The problem is we have dim-witted producers who want to put their concept on operas. I saw a Don G where the producer thought he knew better than da Ponte.


----------



## The Conte (May 31, 2015)

DavidA said:


> The problem is we have dim-witted producers who want to put their concept on operas. I saw a Don G where the producer thought he knew better than da Ponte.


So did I, the Strehler production at La Scala, but since it had pretty sets and costumes nobody minded or spoke about it not being "what the composer would have wanted".

Hypocrisy much?

N.


----------



## Woodduck (Mar 17, 2014)

Why speculate about what Wagner would want if he were alive now when we have his operas to tell us what he wanted when he wrote them?

If we don't like the operas he wrote, we can write our own operas.


----------



## Zhdanov (Feb 16, 2016)

what if there was no Wagner at all so no need to use his music in this production?


----------



## The Conte (May 31, 2015)

Woodduck said:


> Why speculate about what Wagner would want if he were alive now when we have his operas to tell us what he wanted when he wrote them?
> 
> If we don't like the operas he wrote, we can write our own operas.


Even if we do like the operas he wrote, there's nothing stopping us writing our own operas!

- Records provided
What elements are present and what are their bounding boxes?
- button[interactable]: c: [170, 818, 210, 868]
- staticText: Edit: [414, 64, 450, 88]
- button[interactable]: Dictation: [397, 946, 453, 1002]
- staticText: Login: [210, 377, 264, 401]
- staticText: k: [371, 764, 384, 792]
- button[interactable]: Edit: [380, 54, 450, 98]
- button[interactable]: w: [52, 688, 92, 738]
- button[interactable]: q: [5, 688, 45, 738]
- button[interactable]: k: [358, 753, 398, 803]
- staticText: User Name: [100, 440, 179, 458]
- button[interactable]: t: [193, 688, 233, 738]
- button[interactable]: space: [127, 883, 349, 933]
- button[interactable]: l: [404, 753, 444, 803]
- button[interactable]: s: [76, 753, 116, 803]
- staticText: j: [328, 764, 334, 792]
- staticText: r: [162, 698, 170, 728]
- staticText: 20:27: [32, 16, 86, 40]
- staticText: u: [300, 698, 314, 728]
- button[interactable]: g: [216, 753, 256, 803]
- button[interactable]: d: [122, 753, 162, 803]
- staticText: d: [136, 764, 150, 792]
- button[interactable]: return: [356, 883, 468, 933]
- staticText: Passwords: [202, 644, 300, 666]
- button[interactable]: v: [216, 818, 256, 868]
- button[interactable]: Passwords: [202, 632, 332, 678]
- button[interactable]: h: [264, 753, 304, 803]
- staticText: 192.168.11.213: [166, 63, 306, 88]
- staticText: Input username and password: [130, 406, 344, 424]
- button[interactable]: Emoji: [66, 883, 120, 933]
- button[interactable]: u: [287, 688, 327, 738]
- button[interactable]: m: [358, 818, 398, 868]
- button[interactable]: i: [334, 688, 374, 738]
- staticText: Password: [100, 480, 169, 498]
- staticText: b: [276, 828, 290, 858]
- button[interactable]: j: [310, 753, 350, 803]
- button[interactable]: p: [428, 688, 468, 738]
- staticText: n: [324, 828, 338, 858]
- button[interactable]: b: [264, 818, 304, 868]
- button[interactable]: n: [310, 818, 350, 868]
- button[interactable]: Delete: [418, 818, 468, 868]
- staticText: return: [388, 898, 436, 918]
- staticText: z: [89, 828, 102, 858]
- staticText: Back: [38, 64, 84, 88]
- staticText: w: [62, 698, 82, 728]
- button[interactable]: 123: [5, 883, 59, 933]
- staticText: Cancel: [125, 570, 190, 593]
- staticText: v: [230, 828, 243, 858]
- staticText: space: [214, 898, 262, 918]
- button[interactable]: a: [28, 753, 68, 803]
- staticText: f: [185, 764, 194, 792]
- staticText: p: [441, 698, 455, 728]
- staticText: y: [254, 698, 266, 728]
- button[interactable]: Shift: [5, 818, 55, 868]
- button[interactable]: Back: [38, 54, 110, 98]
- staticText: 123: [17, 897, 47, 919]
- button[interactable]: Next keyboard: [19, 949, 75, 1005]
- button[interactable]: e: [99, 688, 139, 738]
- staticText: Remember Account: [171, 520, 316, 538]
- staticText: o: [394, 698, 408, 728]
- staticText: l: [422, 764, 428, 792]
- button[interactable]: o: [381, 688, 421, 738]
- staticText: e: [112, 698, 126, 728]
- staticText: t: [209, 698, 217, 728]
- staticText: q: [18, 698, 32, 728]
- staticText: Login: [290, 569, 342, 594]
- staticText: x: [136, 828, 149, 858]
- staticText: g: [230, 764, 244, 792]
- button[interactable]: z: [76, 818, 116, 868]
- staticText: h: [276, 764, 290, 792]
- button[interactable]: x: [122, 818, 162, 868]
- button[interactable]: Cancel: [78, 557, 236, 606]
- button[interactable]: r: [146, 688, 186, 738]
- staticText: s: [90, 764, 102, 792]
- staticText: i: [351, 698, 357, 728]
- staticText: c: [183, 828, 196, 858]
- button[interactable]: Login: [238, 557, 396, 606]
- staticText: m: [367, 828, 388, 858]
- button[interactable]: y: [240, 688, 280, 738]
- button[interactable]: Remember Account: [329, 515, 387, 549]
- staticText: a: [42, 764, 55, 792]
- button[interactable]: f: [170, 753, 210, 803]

- Given problem A
In the opera forum thread, why does Woodduck see no point in guessing what Wagner would want if he were alive now? Answer in one to three sentences.
- Given problem B
Extend the opera forum thread beyond the last reply shown.

- Result A
Woodduck sees no point because Wagner's operas already show what he wanted when he wrote them. Anyone who doesn't like those operas can write their own.

- Result B
It's very difficult to say where the line is when a performance of an opera ceases to be the composer's work to such an extent that it is a new opera. Are performances of the Ring at the Met in the 30s no longer Wagner because they were quite heavily cut? In Wagner's case he wrote the libretti so you could say that some recent Bayreuth productions are 'new' operas (last year's Lohengrin added some elements that aren't part of Wagner's original conception and they didn't sit well with the rest of the opera IMO). However, the most recent Parsifal didn't have anything in it that jars with the libretto or music and even Castorf's Ring worked as a novel take on the piece, rather than departing from the themes and meanings both in the text and the music as Wagner wrote it.

N.


----------



## Zhdanov (Feb 16, 2016)

if suggest a longevity that he lived till now, then why not suggest he died young and left us no music, so bayreuth could let him be and take on some other composer to disgrace?


----------



## annaw (May 4, 2019)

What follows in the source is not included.